| WORKING DATA |
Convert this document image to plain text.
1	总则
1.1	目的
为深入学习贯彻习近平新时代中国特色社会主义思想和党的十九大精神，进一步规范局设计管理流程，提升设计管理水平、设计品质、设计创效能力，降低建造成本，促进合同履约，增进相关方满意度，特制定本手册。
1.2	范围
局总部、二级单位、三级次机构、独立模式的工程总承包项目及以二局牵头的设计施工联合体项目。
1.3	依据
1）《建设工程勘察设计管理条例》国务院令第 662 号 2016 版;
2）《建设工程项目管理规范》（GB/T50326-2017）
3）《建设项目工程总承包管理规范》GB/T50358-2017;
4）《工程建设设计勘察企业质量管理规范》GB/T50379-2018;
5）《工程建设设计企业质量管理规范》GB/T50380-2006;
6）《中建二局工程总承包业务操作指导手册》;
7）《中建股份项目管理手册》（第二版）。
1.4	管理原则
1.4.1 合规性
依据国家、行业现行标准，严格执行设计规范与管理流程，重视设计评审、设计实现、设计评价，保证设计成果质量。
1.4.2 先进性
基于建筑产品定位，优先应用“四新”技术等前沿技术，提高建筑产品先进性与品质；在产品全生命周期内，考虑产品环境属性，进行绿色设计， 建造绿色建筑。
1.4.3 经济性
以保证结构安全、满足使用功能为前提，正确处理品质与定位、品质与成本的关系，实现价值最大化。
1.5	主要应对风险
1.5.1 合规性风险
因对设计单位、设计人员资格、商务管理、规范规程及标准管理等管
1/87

| CHALLENGE |
Restate every record exactly, leaving nothing out.

| RESPONSE TO THE EXERCISE |
Convert this document image to plain text.
1	总则
1.1	目的
为深入学习贯彻习近平新时代中国特色社会主义思想和党的十九大精神，进一步规范局设计管理流程，提升设计管理水平、设计品质、设计创效能力，降低建造成本，促进合同履约，增进相关方满意度，特制定本手册。
1.2	范围
局总部、二级单位、三级次机构、独立模式的工程总承包项目及以二局牵头的设计施工联合体项目。
1.3	依据
1）《建设工程勘察设计管理条例》国务院令第 662 号 2016 版;
2）《建设工程项目管理规范》（GB/T50326-2017）
3）《建设项目工程总承包管理规范》GB/T50358-2017;
4）《工程建设设计勘察企业质量管理规范》GB/T50379-2018;
5）《工程建设设计企业质量管理规范》GB/T50380-2006;
6）《中建二局工程总承包业务操作指导手册》;
7）《中建股份项目管理手册》（第二版）。
1.4	管理原则
1.4.1 合规性
依据国家、行业现行标准，严格执行设计规范与管理流程，重视设计评审、设计实现、设计评价，保证设计成果质量。
1.4.2 先进性
基于建筑产品定位，优先应用“四新”技术等前沿技术，提高建筑产品先进性与品质；在产品全生命周期内，考虑产品环境属性，进行绿色设计， 建造绿色建筑。
1.4.3 经济性
以保证结构安全、满足使用功能为前提，正确处理品质与定位、品质与成本的关系，实现价值最大化。
1.5	主要应对风险
1.5.1 合规性风险
因对设计单位、设计人员资格、商务管理、规范规程及标准管理等管
1/87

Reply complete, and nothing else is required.